Directive:
Reproduce all records exactly.

——————————

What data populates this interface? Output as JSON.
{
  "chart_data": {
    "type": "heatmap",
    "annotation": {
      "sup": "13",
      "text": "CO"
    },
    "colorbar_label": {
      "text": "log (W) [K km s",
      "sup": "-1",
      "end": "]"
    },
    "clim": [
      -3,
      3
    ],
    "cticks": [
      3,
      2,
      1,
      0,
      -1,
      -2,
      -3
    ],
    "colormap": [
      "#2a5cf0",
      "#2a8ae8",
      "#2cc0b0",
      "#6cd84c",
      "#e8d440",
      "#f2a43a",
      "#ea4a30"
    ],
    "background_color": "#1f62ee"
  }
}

——————————

The answer:
What data populates this interface? Output as JSON.
{
  "chart_data": {
    "type": "heatmap",
    "annotation": {
      "sup": "13",
      "text": "CO"
    },
    "colorbar_label": {
      "text": "log (W) [K km s",
      "sup": "-1",
      "end": "]"
    },
    "clim": [
      -3,
      3
    ],
    "cticks": [
      3,
      2,
      1,
      0,
      -1,
      -2,
      -3
    ],
    "colormap": [
      "#2a5cf0",
      "#2a8ae8",
      "#2cc0b0",
      "#6cd84c",
      "#e8d440",
      "#f2a43a",
      "#ea4a30"
    ],
    "background_color": "#1f62ee"
  }
}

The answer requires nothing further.